>> BEGIN DATASET ENTRIES

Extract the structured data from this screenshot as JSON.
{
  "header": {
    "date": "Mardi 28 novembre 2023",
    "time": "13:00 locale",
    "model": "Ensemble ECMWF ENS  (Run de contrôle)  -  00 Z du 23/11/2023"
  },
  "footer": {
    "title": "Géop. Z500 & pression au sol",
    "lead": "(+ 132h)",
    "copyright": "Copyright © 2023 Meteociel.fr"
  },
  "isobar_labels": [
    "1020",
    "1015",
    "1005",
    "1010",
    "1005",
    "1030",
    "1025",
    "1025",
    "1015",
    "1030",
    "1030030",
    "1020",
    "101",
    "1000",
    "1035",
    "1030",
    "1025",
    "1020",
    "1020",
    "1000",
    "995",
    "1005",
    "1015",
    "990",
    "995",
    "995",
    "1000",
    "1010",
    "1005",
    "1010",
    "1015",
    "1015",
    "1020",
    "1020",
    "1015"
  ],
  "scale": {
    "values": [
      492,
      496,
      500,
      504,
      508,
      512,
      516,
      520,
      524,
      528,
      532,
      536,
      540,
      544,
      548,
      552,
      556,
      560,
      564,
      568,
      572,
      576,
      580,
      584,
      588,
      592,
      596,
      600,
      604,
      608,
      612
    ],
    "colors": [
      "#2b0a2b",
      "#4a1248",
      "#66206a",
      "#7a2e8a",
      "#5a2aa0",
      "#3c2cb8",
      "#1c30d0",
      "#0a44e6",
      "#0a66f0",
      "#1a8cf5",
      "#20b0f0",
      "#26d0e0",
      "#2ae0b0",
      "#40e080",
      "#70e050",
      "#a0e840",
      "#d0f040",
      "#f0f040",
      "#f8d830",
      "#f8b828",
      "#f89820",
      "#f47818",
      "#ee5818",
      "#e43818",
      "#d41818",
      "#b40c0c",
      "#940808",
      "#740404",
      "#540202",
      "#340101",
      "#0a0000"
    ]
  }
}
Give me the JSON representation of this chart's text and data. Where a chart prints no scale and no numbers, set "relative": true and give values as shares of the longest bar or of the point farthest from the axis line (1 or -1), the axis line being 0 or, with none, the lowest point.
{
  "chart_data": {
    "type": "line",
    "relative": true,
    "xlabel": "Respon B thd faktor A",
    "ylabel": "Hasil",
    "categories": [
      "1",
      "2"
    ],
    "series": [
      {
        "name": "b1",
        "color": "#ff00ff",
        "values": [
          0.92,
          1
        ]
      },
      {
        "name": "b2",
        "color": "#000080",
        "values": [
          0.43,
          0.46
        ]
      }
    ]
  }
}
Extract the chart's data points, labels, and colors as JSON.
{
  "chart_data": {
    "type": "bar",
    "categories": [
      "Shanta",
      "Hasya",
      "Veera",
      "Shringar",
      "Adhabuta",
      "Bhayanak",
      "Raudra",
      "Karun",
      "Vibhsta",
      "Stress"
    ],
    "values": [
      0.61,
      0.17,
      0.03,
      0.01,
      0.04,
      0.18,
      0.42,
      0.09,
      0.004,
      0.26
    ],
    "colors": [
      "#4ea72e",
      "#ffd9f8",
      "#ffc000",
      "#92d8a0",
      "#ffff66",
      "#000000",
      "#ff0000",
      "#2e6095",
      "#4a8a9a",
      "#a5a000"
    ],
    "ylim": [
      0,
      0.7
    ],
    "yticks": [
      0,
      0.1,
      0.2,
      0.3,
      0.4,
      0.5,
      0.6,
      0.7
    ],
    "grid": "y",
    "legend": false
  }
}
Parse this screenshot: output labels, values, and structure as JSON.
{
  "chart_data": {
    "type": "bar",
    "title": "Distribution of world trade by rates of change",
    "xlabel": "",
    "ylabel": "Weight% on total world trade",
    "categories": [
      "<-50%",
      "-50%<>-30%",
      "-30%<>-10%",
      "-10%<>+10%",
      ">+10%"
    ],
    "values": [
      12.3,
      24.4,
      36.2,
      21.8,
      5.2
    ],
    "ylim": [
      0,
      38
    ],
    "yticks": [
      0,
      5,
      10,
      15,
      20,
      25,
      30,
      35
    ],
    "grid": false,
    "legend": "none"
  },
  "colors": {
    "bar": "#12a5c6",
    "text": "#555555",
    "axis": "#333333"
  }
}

>> END DATASET ENTRIES

* **WHAT YOU NEED TO DO**
Transcribe all of the entries without altering anything.

* **FULL RESPONSE**
Extract the structured data from this screenshot as JSON.
{
  "header": {
    "date": "Mardi 28 novembre 2023",
    "time": "13:00 locale",
    "model": "Ensemble ECMWF ENS  (Run de contrôle)  -  00 Z du 23/11/2023"
  },
  "footer": {
    "title": "Géop. Z500 & pression au sol",
    "lead": "(+ 132h)",
    "copyright": "Copyright © 2023 Meteociel.fr"
  },
  "isobar_labels": [
    "1020",
    "1015",
    "1005",
    "1010",
    "1005",
    "1030",
    "1025",
    "1025",
    "1015",
    "1030",
    "1030030",
    "1020",
    "101",
    "1000",
    "1035",
    "1030",
    "1025",
    "1020",
    "1020",
    "1000",
    "995",
    "1005",
    "1015",
    "990",
    "995",
    "995",
    "1000",
    "1010",
    "1005",
    "1010",
    "1015",
    "1015",
    "1020",
    "1020",
    "1015"
  ],
  "scale": {
    "values": [
      492,
      496,
      500,
      504,
      508,
      512,
      516,
      520,
      524,
      528,
      532,
      536,
      540,
      544,
      548,
      552,
      556,
      560,
      564,
      568,
      572,
      576,
      580,
      584,
      588,
      592,
      596,
      600,
      604,
      608,
      612
    ],
    "colors": [
      "#2b0a2b",
      "#4a1248",
      "#66206a",
      "#7a2e8a",
      "#5a2aa0",
      "#3c2cb8",
      "#1c30d0",
      "#0a44e6",
      "#0a66f0",
      "#1a8cf5",
      "#20b0f0",
      "#26d0e0",
      "#2ae0b0",
      "#40e080",
      "#70e050",
      "#a0e840",
      "#d0f040",
      "#f0f040",
      "#f8d830",
      "#f8b828",
      "#f89820",
      "#f47818",
      "#ee5818",
      "#e43818",
      "#d41818",
      "#b40c0c",
      "#940808",
      "#740404",
      "#540202",
      "#340101",
      "#0a0000"
    ]
  }
}
Give me the JSON representation of this chart's text and data. Where a chart prints no scale and no numbers, set "relative": true and give values as shares of the longest bar or of the point farthest from the axis line (1 or -1), the axis line being 0 or, with none, the lowest point.
{
  "chart_data": {
    "type": "line",
    "relative": true,
    "xlabel": "Respon B thd faktor A",
    "ylabel": "Hasil",
    "categories": [
      "1",
      "2"
    ],
    "series": [
      {
        "name": "b1",
        "color": "#ff00ff",
        "values": [
          0.92,
          1
        ]
      },
      {
        "name": "b2",
        "color": "#000080",
        "values": [
          0.43,
          0.46
        ]
      }
    ]
  }
}
Extract the chart's data points, labels, and colors as JSON.
{
  "chart_data": {
    "type": "bar",
    "categories": [
      "Shanta",
      "Hasya",
      "Veera",
      "Shringar",
      "Adhabuta",
      "Bhayanak",
      "Raudra",
      "Karun",
      "Vibhsta",
      "Stress"
    ],
    "values": [
      0.61,
      0.17,
      0.03,
      0.01,
      0.04,
      0.18,
      0.42,
      0.09,
      0.004,
      0.26
    ],
    "colors": [
      "#4ea72e",
      "#ffd9f8",
      "#ffc000",
      "#92d8a0",
      "#ffff66",
      "#000000",
      "#ff0000",
      "#2e6095",
      "#4a8a9a",
      "#a5a000"
    ],
    "ylim": [
      0,
      0.7
    ],
    "yticks": [
      0,
      0.1,
      0.2,
      0.3,
      0.4,
      0.5,
      0.6,
      0.7
    ],
    "grid": "y",
    "legend": false
  }
}
Parse this screenshot: output labels, values, and structure as JSON.
{
  "chart_data": {
    "type": "bar",
    "title": "Distribution of world trade by rates of change",
    "xlabel": "",
    "ylabel": "Weight% on total world trade",
    "categories": [
      "<-50%",
      "-50%<>-30%",
      "-30%<>-10%",
      "-10%<>+10%",
      ">+10%"
    ],
    "values": [
      12.3,
      24.4,
      36.2,
      21.8,
      5.2
    ],
    "ylim": [
      0,
      38
    ],
    "yticks": [
      0,
      5,
      10,
      15,
      20,
      25,
      30,
      35
    ],
    "grid": false,
    "legend": "none"
  },
  "colors": {
    "bar": "#12a5c6",
    "text": "#555555",
    "axis": "#333333"
  }
}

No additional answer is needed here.